[start Material shown]

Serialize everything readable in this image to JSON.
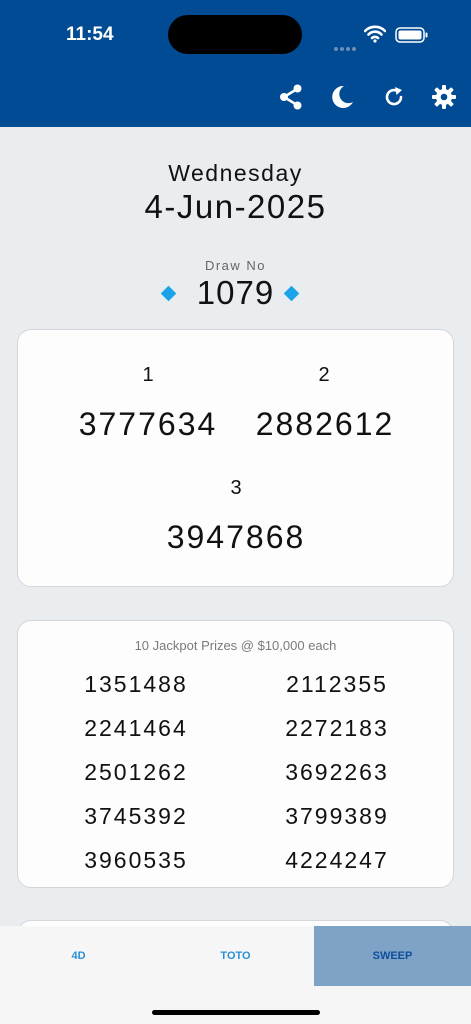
{
  "status_bar": {
    "time": "11:54"
  },
  "draw": {
    "day": "Wednesday",
    "date": "4-Jun-2025",
    "draw_label": "Draw No",
    "draw_number": "1079"
  },
  "top_prizes": [
    {
      "rank": "1",
      "number": "3777634"
    },
    {
      "rank": "2",
      "number": "2882612"
    },
    {
      "rank": "3",
      "number": "3947868"
    }
  ],
  "jackpot": {
    "label": "10 Jackpot Prizes @ $10,000 each",
    "numbers": [
      "1351488",
      "2112355",
      "2241464",
      "2272183",
      "2501262",
      "3692263",
      "3745392",
      "3799389",
      "3960535",
      "4224247"
    ]
  },
  "tabs": [
    {
      "label": "4D"
    },
    {
      "label": "TOTO"
    },
    {
      "label": "SWEEP",
      "selected": true
    }
  ],
  "colors": {
    "header": "#004b93",
    "accent_diamond": "#1aa3e8",
    "selected_tab_bg": "#7fa2c7",
    "tab_text": "#2a8fd6"
  },
  "icons": [
    "share-icon",
    "moon-icon",
    "refresh-icon",
    "gear-icon",
    "wifi-icon",
    "battery-icon"
  ]
}
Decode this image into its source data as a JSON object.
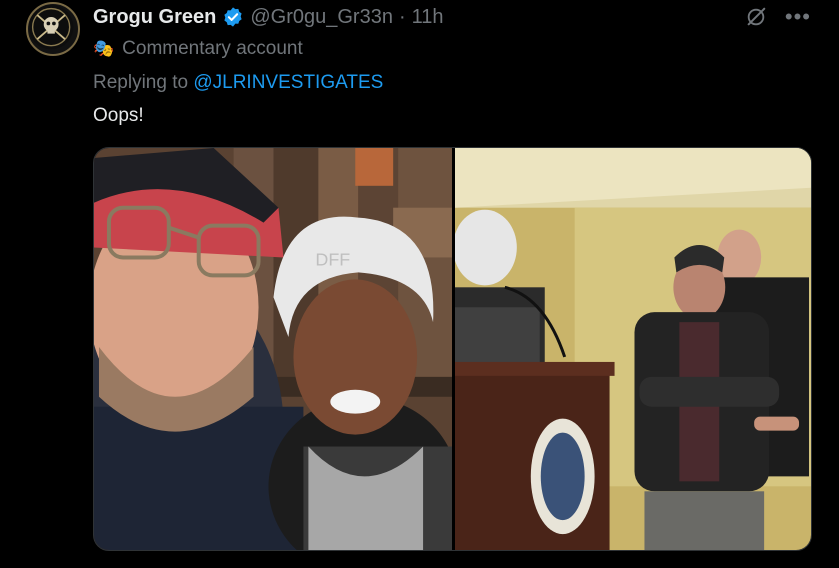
{
  "tweet": {
    "display_name": "Grogu Green",
    "handle": "@Gr0gu_Gr33n",
    "separator": "·",
    "time": "11h",
    "account_label": "Commentary account",
    "replying_prefix": "Replying to",
    "replying_to": "@JLRINVESTIGATES",
    "text": "Oops!"
  },
  "watermark": "DFF",
  "colors": {
    "background": "#000000",
    "text_primary": "#e7e9ea",
    "text_secondary": "#71767b",
    "accent": "#1d9bf0",
    "verified": "#1d9bf0"
  },
  "icons": {
    "verified": "verified-badge-icon",
    "grok": "grok-icon",
    "more": "more-icon",
    "account_label": "theater-mask-icon"
  }
}
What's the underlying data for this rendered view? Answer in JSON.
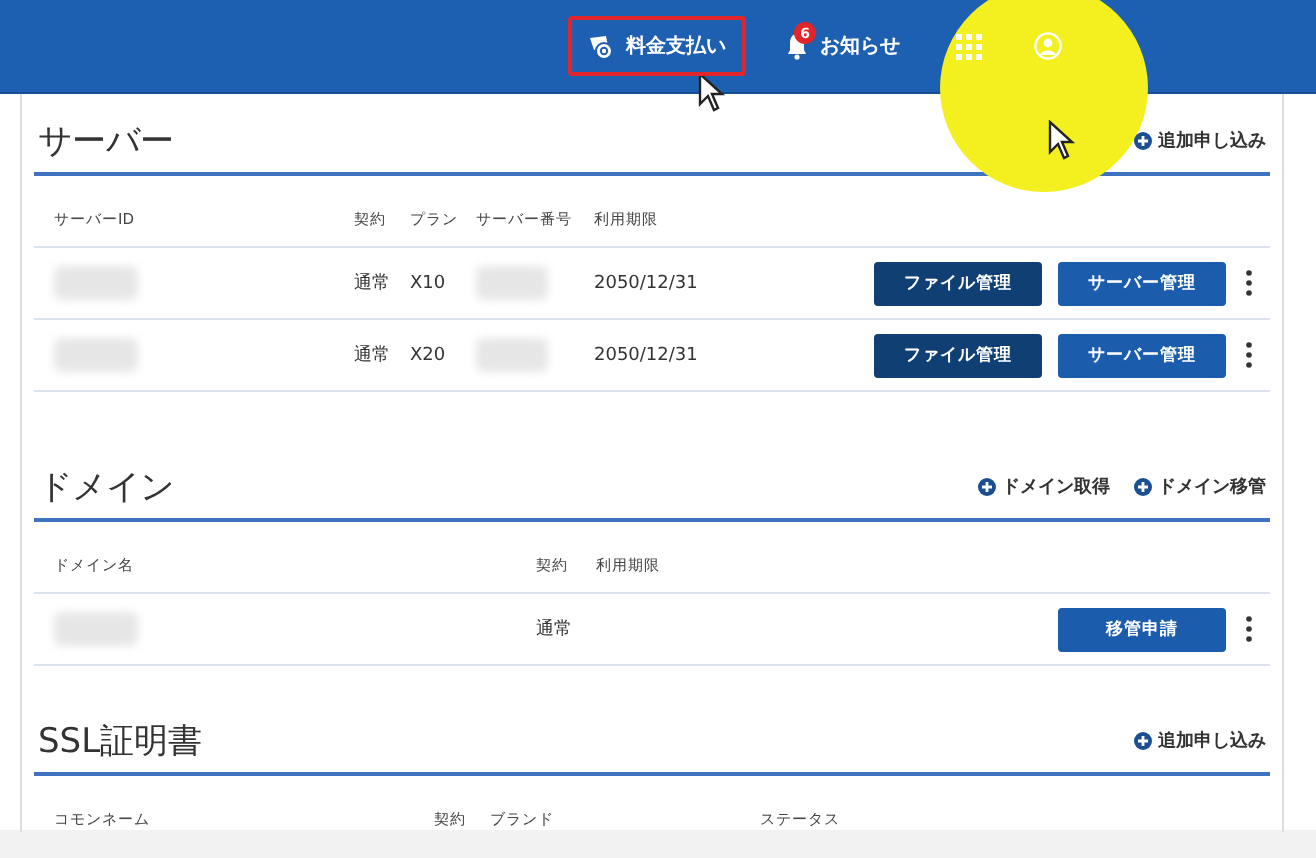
{
  "header": {
    "items": [
      {
        "kind": "billing",
        "label": "料金支払い",
        "selected": true
      },
      {
        "kind": "notice",
        "label": "お知らせ",
        "badge": "6",
        "selected": false
      },
      {
        "kind": "apps"
      },
      {
        "kind": "account"
      }
    ]
  },
  "sections": [
    {
      "kind": "server",
      "title": "サーバー",
      "actions": [
        "追加申し込み"
      ],
      "columns": [
        "サーバーID",
        "契約",
        "プラン",
        "サーバー番号",
        "利用期限"
      ],
      "rows": [
        {
          "id_redacted": true,
          "contract": "通常",
          "plan": "X10",
          "number_redacted": true,
          "expiry": "2050/12/31",
          "buttons": [
            "ファイル管理",
            "サーバー管理"
          ]
        },
        {
          "id_redacted": true,
          "contract": "通常",
          "plan": "X20",
          "number_redacted": true,
          "expiry": "2050/12/31",
          "buttons": [
            "ファイル管理",
            "サーバー管理"
          ]
        }
      ]
    },
    {
      "kind": "domain",
      "title": "ドメイン",
      "actions": [
        "ドメイン取得",
        "ドメイン移管"
      ],
      "columns": [
        "ドメイン名",
        "契約",
        "利用期限"
      ],
      "rows": [
        {
          "id_redacted": true,
          "contract": "通常",
          "buttons": [
            "移管申請"
          ]
        }
      ]
    },
    {
      "kind": "ssl",
      "title": "SSL証明書",
      "actions": [
        "追加申し込み"
      ],
      "columns": [
        "コモンネーム",
        "契約",
        "ブランド",
        "ステータス"
      ]
    }
  ]
}
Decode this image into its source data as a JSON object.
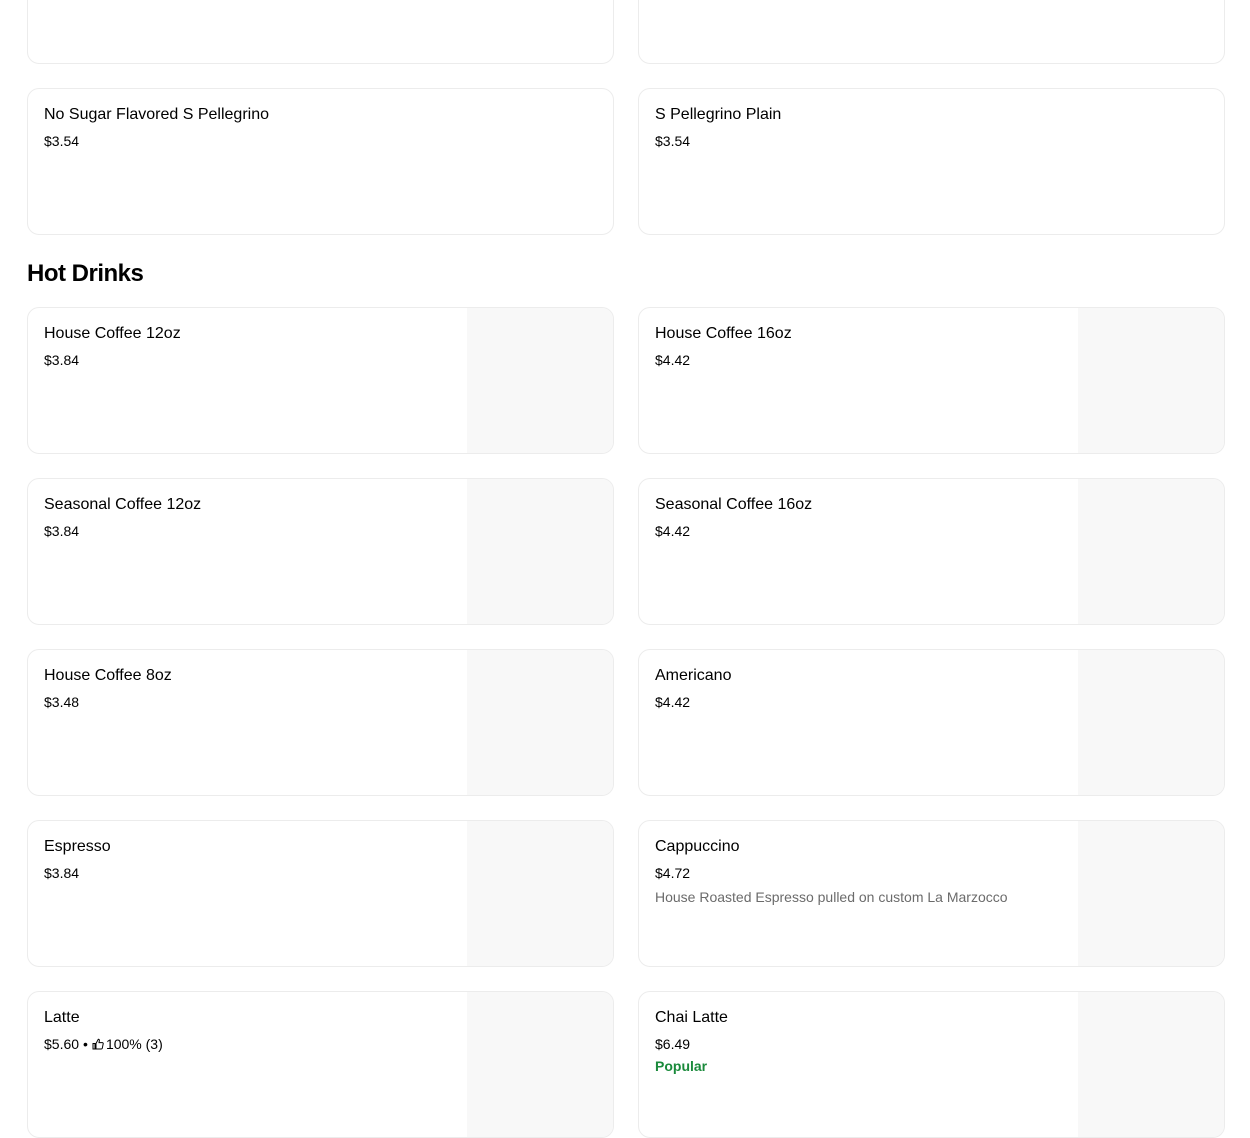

[end Material shown]

# What to do:
Set down every entry word for word, but omit the pictures.

# Task solution:
Serialize everything readable in this image to JSON.
{
  "status_bar": {
    "time": "11:54"
  },
  "draw": {
    "day": "Wednesday",
    "date": "4-Jun-2025",
    "draw_label": "Draw No",
    "draw_number": "1079"
  },
  "top_prizes": [
    {
      "rank": "1",
      "number": "3777634"
    },
    {
      "rank": "2",
      "number": "2882612"
    },
    {
      "rank": "3",
      "number": "3947868"
    }
  ],
  "jackpot": {
    "label": "10 Jackpot Prizes @ $10,000 each",
    "numbers": [
      "1351488",
      "2112355",
      "2241464",
      "2272183",
      "2501262",
      "3692263",
      "3745392",
      "3799389",
      "3960535",
      "4224247"
    ]
  },
  "tabs": [
    {
      "label": "4D"
    },
    {
      "label": "TOTO"
    },
    {
      "label": "SWEEP",
      "selected": true
    }
  ],
  "colors": {
    "header": "#004b93",
    "accent_diamond": "#1aa3e8",
    "selected_tab_bg": "#7fa2c7",
    "tab_text": "#2a8fd6"
  },
  "icons": [
    "share-icon",
    "moon-icon",
    "refresh-icon",
    "gear-icon",
    "wifi-icon",
    "battery-icon"
  ]
}
Decode this image into its source data as a JSON object.
{
  "tweet": {
    "display_name": "Grogu Green",
    "handle": "@Gr0gu_Gr33n",
    "separator": "·",
    "time": "11h",
    "account_label": "Commentary account",
    "replying_prefix": "Replying to",
    "replying_to": "@JLRINVESTIGATES",
    "text": "Oops!"
  },
  "watermark": "DFF",
  "colors": {
    "background": "#000000",
    "text_primary": "#e7e9ea",
    "text_secondary": "#71767b",
    "accent": "#1d9bf0",
    "verified": "#1d9bf0"
  },
  "icons": {
    "verified": "verified-badge-icon",
    "grok": "grok-icon",
    "more": "more-icon",
    "account_label": "theater-mask-icon"
  }
}
What's the underlying data for this rendered view? Answer in JSON.
{
  "header": {
    "items": [
      {
        "kind": "billing",
        "label": "料金支払い",
        "selected": true
      },
      {
        "kind": "notice",
        "label": "お知らせ",
        "badge": "6",
        "selected": false
      },
      {
        "kind": "apps"
      },
      {
        "kind": "account"
      }
    ]
  },
  "sections": [
    {
      "kind": "server",
      "title": "サーバー",
      "actions": [
        "追加申し込み"
      ],
      "columns": [
        "サーバーID",
        "契約",
        "プラン",
        "サーバー番号",
        "利用期限"
      ],
      "rows": [
        {
          "id_redacted": true,
          "contract": "通常",
          "plan": "X10",
          "number_redacted": true,
          "expiry": "2050/12/31",
          "buttons": [
            "ファイル管理",
            "サーバー管理"
          ]
        },
        {
          "id_redacted": true,
          "contract": "通常",
          "plan": "X20",
          "number_redacted": true,
          "expiry": "2050/12/31",
          "buttons": [
            "ファイル管理",
            "サーバー管理"
          ]
        }
      ]
    },
    {
      "kind": "domain",
      "title": "ドメイン",
      "actions": [
        "ドメイン取得",
        "ドメイン移管"
      ],
      "columns": [
        "ドメイン名",
        "契約",
        "利用期限"
      ],
      "rows": [
        {
          "id_redacted": true,
          "contract": "通常",
          "buttons": [
            "移管申請"
          ]
        }
      ]
    },
    {
      "kind": "ssl",
      "title": "SSL証明書",
      "actions": [
        "追加申し込み"
      ],
      "columns": [
        "コモンネーム",
        "契約",
        "ブランド",
        "ステータス"
      ]
    }
  ]
}
Decode this image into its source data as a JSON object.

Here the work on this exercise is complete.